* TASK REQUIREMENTS
How many lines in the items below contain the string "Final", matching case exactly? Reply with the number alone.

* Start SUPPLIED DATA *

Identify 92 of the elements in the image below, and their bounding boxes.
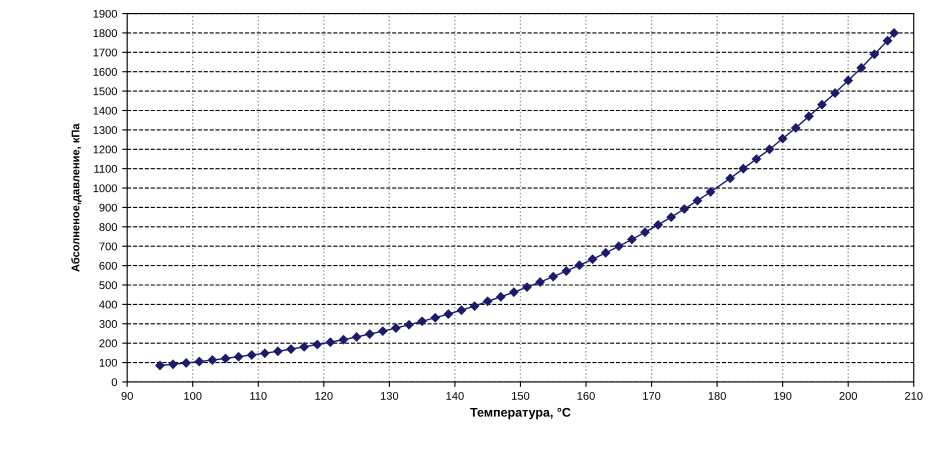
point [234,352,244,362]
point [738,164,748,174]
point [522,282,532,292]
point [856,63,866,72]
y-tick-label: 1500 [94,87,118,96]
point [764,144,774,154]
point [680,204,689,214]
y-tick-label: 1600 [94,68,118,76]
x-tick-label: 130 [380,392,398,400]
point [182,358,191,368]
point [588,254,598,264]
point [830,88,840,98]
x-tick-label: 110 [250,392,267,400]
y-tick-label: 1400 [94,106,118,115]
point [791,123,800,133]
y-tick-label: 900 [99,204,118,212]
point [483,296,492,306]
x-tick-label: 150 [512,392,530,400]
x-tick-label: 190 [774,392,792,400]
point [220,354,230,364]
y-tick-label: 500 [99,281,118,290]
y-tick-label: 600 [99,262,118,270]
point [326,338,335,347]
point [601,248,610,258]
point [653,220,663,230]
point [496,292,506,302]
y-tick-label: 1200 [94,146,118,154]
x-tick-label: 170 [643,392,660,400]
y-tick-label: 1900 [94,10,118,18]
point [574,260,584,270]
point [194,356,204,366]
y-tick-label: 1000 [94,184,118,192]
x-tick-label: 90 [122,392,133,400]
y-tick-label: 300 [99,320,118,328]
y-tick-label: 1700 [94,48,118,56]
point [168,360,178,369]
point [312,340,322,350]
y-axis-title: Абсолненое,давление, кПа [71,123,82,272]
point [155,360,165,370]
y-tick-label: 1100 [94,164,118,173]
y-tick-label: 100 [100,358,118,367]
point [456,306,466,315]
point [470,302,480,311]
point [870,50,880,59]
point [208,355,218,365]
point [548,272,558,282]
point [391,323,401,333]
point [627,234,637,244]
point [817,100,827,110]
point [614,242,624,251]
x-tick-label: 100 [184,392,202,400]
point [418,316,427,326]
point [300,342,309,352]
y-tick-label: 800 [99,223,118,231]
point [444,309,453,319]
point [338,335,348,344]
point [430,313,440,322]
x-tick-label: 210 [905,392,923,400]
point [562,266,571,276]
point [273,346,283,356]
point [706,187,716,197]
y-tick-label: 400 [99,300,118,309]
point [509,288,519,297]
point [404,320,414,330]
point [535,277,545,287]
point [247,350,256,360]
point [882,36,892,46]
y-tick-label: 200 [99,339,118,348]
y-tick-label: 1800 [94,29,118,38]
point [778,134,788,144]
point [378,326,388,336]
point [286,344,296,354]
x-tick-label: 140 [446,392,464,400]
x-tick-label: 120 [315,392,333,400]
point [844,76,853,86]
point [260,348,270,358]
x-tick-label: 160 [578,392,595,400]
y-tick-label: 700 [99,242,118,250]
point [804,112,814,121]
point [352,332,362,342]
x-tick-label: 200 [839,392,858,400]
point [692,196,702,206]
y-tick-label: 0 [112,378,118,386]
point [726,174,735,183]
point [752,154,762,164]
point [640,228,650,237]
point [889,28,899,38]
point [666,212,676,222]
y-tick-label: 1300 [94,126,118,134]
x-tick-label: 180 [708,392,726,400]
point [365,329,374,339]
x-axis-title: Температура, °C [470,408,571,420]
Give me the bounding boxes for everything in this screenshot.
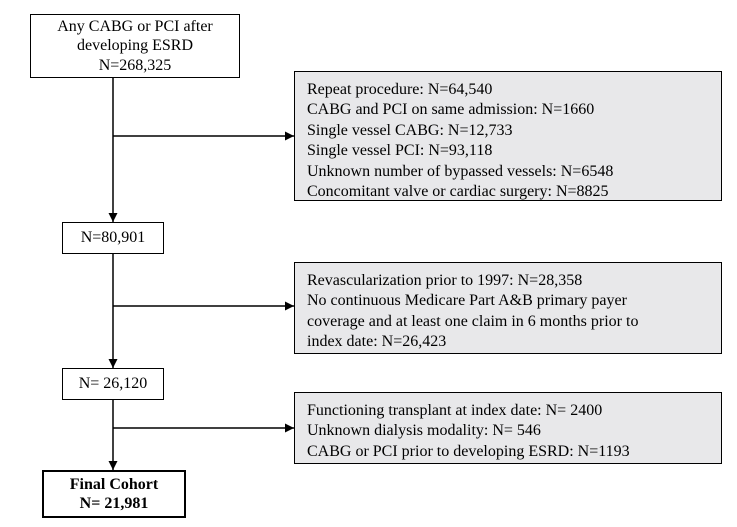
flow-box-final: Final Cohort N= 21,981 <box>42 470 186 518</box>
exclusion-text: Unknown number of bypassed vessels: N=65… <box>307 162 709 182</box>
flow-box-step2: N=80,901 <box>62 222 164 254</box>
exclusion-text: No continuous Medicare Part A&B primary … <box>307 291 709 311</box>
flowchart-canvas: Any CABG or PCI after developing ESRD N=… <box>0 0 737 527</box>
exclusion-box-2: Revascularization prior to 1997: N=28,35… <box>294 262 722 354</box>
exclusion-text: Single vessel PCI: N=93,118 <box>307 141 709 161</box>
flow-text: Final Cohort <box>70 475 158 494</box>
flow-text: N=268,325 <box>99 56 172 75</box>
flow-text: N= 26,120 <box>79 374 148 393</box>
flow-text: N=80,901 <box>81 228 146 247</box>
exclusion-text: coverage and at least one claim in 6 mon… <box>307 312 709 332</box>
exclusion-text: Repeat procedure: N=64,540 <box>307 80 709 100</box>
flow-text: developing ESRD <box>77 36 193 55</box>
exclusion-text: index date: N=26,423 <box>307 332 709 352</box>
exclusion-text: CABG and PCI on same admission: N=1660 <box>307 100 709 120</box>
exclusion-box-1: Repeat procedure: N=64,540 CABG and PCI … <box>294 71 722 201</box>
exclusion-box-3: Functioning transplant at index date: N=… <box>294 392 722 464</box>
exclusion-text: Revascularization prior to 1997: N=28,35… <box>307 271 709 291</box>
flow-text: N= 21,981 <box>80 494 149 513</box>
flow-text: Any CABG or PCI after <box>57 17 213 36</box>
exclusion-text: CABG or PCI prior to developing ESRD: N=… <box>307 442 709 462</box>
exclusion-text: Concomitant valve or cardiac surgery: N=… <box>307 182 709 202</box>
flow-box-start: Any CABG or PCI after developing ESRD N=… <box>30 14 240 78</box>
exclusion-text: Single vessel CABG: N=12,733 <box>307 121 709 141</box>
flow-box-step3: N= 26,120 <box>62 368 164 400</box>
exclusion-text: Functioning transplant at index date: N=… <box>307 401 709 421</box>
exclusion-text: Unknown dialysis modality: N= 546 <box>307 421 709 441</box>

* End SUPPLIED DATA *
* Start SUPPLIED DATA *

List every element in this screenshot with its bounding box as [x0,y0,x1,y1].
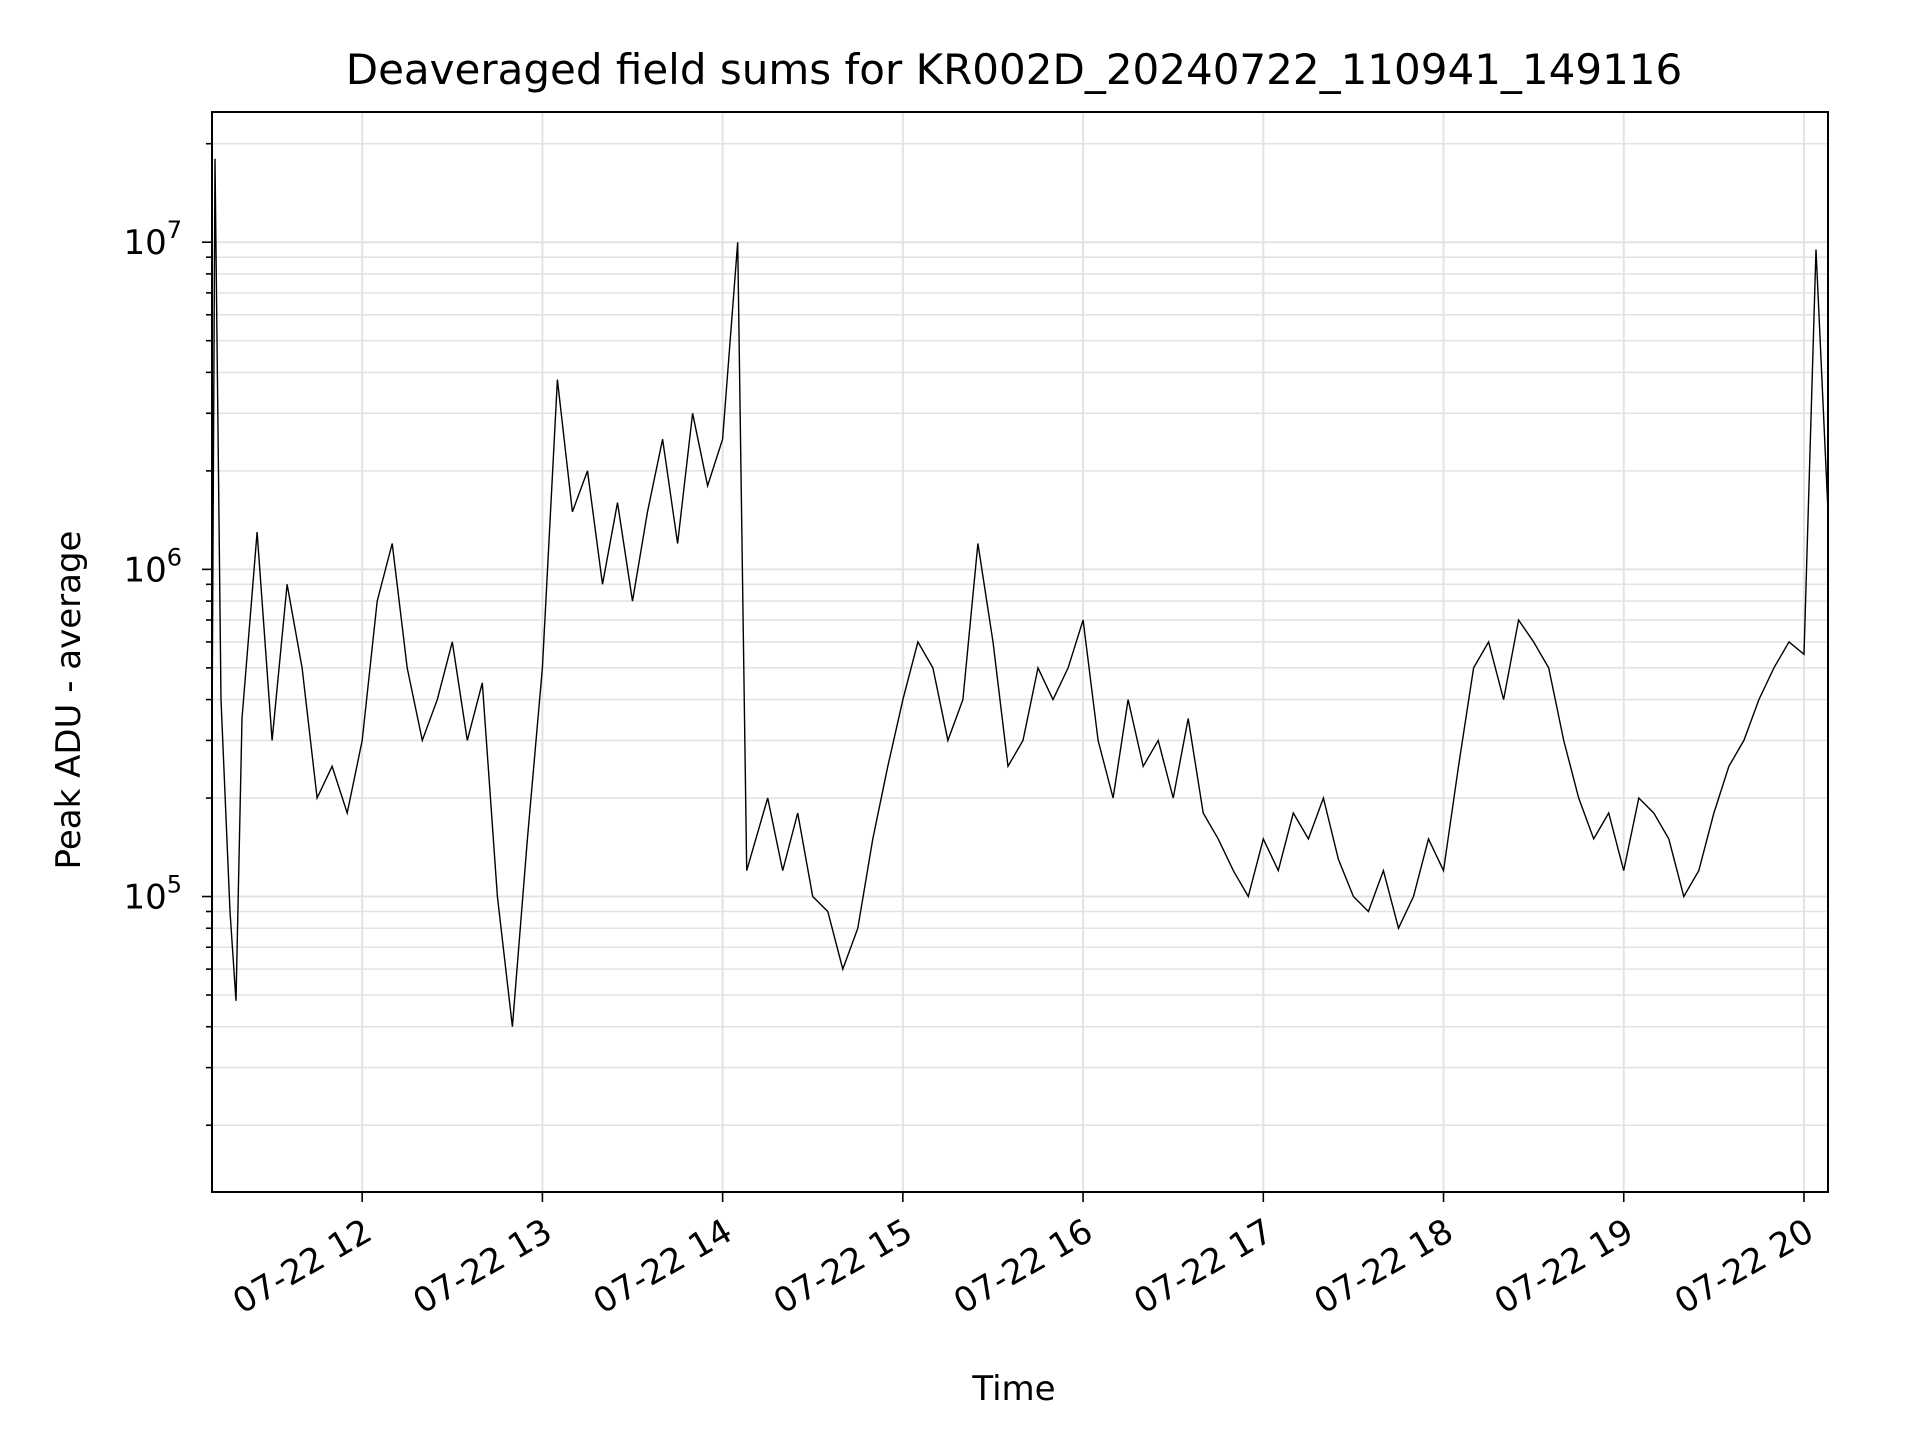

* End SUPPLIED DATA *

* OUTPUT FOR THIS EXERCISE
2